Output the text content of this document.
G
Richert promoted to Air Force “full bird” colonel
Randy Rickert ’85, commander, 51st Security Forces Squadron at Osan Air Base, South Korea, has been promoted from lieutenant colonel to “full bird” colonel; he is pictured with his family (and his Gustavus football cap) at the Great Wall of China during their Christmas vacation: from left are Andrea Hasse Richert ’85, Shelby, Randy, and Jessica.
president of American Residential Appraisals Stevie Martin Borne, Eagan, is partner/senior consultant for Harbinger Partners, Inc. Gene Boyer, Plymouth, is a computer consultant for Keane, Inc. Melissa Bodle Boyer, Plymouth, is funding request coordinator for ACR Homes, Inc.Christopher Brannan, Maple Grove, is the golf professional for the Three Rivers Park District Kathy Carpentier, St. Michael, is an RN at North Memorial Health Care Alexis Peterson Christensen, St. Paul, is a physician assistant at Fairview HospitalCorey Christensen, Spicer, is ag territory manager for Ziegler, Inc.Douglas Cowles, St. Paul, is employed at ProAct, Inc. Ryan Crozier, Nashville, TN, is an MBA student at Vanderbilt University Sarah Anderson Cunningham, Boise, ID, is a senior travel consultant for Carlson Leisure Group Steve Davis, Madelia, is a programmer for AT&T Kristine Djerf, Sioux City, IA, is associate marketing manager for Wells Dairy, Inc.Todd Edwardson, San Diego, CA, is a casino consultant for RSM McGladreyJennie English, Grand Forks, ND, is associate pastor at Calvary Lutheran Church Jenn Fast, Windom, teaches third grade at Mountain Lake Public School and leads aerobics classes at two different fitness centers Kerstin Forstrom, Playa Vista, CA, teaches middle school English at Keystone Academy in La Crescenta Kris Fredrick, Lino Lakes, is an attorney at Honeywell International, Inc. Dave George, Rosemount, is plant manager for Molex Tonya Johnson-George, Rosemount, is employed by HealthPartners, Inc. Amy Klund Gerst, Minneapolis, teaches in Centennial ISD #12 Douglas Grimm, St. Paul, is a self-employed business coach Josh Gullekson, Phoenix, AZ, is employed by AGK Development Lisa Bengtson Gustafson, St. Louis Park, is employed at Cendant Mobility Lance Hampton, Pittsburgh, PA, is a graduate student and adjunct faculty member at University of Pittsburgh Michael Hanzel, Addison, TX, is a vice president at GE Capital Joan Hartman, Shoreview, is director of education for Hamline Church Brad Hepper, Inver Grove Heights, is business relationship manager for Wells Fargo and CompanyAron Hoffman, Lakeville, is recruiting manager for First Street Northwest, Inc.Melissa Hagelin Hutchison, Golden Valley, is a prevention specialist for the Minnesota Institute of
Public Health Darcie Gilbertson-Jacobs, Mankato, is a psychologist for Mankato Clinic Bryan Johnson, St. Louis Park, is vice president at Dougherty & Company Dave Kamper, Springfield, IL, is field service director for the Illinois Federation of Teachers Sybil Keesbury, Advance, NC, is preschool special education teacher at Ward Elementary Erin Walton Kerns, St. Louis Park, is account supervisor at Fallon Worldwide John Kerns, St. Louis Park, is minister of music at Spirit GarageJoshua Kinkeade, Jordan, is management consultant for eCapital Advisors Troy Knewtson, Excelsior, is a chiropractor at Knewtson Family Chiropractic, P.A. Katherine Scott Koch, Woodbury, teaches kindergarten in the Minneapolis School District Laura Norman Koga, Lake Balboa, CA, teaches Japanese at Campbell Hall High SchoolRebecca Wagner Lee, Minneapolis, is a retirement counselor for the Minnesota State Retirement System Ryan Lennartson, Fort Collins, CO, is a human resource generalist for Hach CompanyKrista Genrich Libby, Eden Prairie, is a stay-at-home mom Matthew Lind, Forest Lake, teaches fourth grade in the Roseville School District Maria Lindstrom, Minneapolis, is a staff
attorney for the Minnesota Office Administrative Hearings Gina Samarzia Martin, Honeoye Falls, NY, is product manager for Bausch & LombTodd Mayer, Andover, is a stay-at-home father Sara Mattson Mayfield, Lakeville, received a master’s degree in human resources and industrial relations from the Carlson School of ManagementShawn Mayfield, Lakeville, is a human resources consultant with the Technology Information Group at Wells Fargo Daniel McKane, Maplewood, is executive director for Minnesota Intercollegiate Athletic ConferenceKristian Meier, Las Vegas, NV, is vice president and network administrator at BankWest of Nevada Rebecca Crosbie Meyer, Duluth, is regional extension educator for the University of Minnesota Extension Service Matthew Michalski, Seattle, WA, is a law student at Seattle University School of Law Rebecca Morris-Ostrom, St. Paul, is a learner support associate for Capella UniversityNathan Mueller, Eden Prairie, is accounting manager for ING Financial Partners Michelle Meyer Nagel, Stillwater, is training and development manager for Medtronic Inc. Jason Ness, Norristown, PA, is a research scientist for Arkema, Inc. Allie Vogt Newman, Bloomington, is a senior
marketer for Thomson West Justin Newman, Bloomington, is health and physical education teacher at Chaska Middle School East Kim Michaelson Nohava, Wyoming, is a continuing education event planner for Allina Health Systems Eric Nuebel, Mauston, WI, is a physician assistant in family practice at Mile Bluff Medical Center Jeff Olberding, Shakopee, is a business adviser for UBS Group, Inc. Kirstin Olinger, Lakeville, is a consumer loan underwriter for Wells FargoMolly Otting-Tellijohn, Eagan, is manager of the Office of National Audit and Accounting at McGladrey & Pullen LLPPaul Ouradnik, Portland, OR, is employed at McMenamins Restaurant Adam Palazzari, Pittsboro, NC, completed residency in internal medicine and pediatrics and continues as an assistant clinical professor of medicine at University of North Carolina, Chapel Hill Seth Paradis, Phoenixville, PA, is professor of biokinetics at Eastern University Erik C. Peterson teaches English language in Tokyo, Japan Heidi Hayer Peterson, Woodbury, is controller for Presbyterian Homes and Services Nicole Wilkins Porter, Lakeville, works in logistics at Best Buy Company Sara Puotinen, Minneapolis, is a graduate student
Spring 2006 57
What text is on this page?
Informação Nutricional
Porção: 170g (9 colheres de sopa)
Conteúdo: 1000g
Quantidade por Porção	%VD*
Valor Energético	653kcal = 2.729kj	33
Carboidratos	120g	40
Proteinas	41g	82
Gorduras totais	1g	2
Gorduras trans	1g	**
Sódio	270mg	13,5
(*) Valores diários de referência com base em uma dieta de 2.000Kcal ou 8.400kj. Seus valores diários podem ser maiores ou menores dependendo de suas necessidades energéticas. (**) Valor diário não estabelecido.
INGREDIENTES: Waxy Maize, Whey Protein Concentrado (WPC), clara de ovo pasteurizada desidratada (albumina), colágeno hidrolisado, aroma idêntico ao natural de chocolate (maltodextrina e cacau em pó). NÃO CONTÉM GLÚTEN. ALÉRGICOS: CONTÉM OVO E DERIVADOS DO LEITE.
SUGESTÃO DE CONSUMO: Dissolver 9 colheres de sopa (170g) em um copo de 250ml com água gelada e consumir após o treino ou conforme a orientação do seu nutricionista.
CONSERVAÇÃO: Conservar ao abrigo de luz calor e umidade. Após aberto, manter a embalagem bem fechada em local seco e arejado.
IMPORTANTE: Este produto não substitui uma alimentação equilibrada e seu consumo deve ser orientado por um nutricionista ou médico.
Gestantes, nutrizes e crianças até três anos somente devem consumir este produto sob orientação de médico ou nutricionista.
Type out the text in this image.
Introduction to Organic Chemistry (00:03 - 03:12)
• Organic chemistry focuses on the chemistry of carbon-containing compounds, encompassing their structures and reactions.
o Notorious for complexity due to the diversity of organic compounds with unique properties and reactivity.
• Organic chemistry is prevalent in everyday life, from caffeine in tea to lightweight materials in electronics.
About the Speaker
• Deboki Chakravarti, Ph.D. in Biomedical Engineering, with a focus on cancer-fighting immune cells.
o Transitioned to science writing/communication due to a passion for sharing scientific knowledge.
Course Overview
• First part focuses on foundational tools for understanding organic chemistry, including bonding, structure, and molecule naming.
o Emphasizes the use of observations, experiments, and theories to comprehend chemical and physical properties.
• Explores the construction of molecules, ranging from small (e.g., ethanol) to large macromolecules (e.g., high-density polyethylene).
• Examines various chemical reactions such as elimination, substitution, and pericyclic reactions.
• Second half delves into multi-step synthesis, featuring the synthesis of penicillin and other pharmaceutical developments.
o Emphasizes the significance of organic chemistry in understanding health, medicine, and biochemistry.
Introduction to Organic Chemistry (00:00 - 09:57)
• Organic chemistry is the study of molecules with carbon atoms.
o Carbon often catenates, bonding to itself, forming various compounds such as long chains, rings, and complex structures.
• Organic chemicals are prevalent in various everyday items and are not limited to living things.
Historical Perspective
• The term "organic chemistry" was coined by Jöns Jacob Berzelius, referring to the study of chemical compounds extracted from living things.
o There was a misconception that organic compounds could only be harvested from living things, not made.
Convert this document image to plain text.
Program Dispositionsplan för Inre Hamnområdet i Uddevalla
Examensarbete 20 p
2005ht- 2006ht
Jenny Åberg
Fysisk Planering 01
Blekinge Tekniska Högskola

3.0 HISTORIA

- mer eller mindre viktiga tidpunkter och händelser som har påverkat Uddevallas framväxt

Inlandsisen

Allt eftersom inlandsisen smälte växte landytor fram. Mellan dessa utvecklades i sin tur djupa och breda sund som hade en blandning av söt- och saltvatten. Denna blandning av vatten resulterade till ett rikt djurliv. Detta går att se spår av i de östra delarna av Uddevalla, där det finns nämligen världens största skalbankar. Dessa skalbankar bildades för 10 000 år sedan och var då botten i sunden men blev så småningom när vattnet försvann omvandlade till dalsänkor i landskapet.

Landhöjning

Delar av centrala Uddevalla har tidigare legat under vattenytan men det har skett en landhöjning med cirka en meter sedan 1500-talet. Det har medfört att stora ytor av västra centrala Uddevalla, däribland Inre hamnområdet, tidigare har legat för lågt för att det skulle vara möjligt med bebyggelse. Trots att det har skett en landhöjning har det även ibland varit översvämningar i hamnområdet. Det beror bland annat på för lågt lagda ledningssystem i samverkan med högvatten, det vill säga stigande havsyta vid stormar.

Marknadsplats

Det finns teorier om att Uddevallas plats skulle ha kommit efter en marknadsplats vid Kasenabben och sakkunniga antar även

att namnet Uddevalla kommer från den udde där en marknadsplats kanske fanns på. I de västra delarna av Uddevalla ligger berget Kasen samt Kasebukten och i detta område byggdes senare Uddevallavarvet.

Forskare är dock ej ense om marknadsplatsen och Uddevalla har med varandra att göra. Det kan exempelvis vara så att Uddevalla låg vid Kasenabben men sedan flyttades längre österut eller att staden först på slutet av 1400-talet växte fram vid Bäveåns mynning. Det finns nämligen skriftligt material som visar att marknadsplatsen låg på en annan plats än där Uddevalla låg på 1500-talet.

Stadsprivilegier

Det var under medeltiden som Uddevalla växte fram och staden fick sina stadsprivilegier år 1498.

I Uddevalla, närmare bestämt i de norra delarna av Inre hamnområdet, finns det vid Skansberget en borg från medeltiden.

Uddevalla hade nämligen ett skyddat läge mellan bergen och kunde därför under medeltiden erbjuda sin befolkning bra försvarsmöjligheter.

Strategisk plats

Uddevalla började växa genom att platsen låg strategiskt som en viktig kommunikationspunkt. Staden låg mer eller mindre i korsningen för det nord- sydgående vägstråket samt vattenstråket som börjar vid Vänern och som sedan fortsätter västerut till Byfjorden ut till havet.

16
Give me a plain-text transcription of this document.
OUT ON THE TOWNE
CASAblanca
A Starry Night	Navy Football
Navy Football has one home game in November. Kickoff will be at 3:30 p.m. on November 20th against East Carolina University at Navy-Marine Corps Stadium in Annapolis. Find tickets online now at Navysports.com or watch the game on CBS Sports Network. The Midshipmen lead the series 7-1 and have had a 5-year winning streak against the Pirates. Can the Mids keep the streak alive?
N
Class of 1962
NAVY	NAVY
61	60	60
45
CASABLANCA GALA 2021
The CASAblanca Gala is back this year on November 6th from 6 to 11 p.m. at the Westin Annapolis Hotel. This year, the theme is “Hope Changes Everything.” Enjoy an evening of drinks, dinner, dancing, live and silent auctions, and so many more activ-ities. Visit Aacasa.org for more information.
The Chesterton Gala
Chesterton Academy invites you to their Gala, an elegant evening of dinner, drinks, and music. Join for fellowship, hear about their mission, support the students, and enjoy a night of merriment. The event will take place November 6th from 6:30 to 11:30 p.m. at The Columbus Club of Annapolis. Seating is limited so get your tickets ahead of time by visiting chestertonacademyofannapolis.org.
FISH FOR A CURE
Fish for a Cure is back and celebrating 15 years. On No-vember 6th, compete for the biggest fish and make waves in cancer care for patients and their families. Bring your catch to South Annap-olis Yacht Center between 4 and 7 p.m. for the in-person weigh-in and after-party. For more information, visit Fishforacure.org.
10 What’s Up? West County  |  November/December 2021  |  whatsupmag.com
- - -
EXERCISE.
Search the data above for "medeltiden" and copy every line where it turns up.

EXERCISE RESPONSE.
Det var under medeltiden som Uddevalla växte fram och staden fick sina stadsprivilegier år 1498.
I Uddevalla, närmare bestämt i de norra delarna av Inre hamnområdet, finns det vid Skansberget en borg från medeltiden.
Uddevalla hade nämligen ett skyddat läge mellan bergen och kunde därför under medeltiden erbjuda sin befolkning bra försvarsmöjligheter.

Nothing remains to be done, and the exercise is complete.